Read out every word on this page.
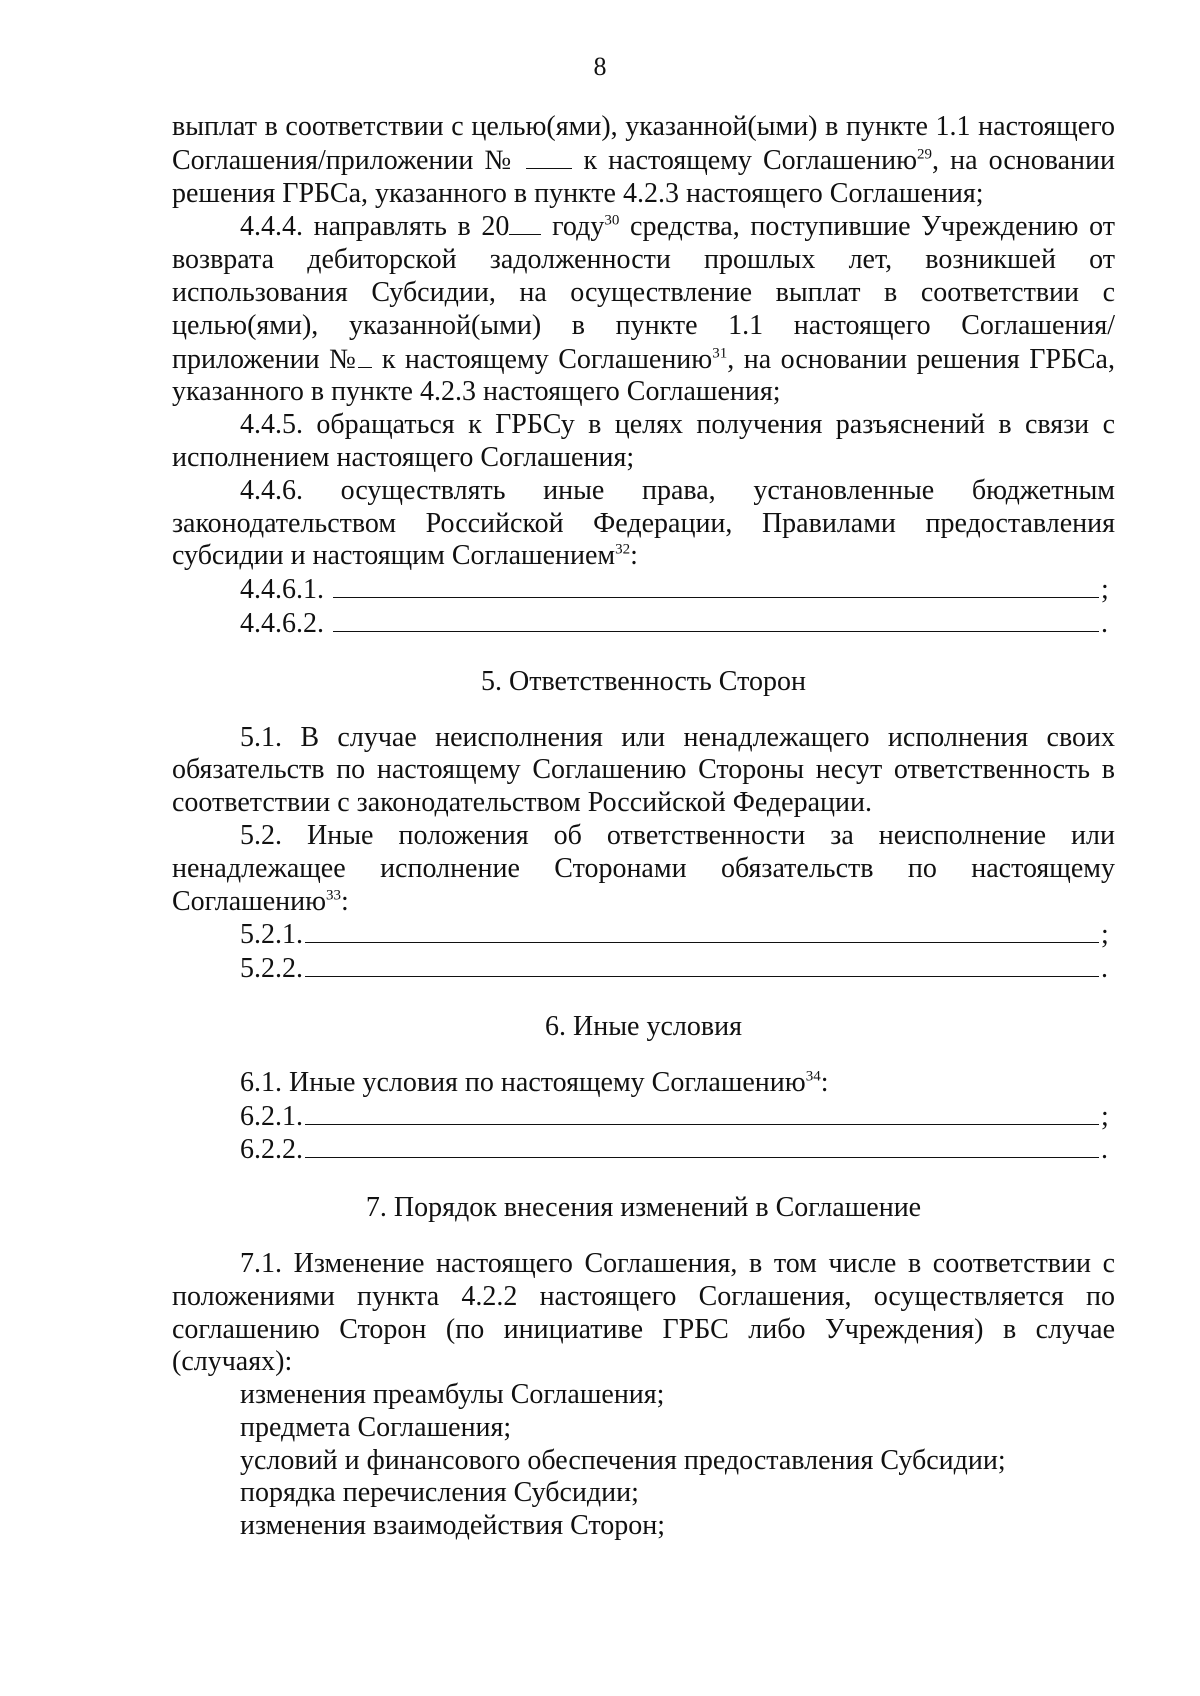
8

выплат в соответствии с целью(ями), указанной(ыми) в пункте 1.1 настоящего Соглашения/приложении №  к настоящему Соглашению$^{29}$, на основании решения ГРБСа, указанного в пункте 4.2.3 настоящего Соглашения;

4.4.4. направлять в 20 году$^{30}$ средства, поступившие Учреждению от возврата дебиторской задолженности прошлых лет, возникшей от использования Субсидии, на осуществление выплат в соответствии с целью(ями), указанной(ыми) в пункте 1.1 настоящего Соглашения/приложении № к настоящему Соглашению$^{31}$, на основании решения ГРБСа, указанного в пункте 4.2.3 настоящего Соглашения;

4.4.5. обращаться к ГРБСу в целях получения разъяснений в связи с исполнением настоящего Соглашения;

4.4.6. осуществлять иные права, установленные бюджетным законодательством Российской Федерации, Правилами предоставления субсидии и настоящим Соглашением$^{32}$:

4.4.6.1.	;
4.4.6.2.	.

5. Ответственность Сторон

5.1. В случае неисполнения или ненадлежащего исполнения своих обязательств по настоящему Соглашению Стороны несут ответственность в соответствии с законодательством Российской Федерации.

5.2. Иные положения об ответственности за неисполнение или ненадлежащее исполнение Сторонами обязательств по настоящему Соглашению$^{33}$:

5.2.1.	;
5.2.2.	.

6. Иные условия

6.1. Иные условия по настоящему Соглашению$^{34}$:

6.2.1.	;
6.2.2.	.

7. Порядок внесения изменений в Соглашение

7.1. Изменение настоящего Соглашения, в том числе в соответствии с положениями пункта 4.2.2 настоящего Соглашения, осуществляется по соглашению Сторон (по инициативе ГРБС либо Учреждения) в случае (случаях):

изменения преамбулы Соглашения;

предмета Соглашения;

условий и финансового обеспечения предоставления Субсидии;

порядка перечисления Субсидии;

изменения взаимодействия Сторон;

- - -

▶ [What to work on]:
Copy in full each line that holds the word "условия".

▶ [Answer to the problem]:
6. Иные условия
6.1. Иные условия по настоящему Соглашению$^{34}$:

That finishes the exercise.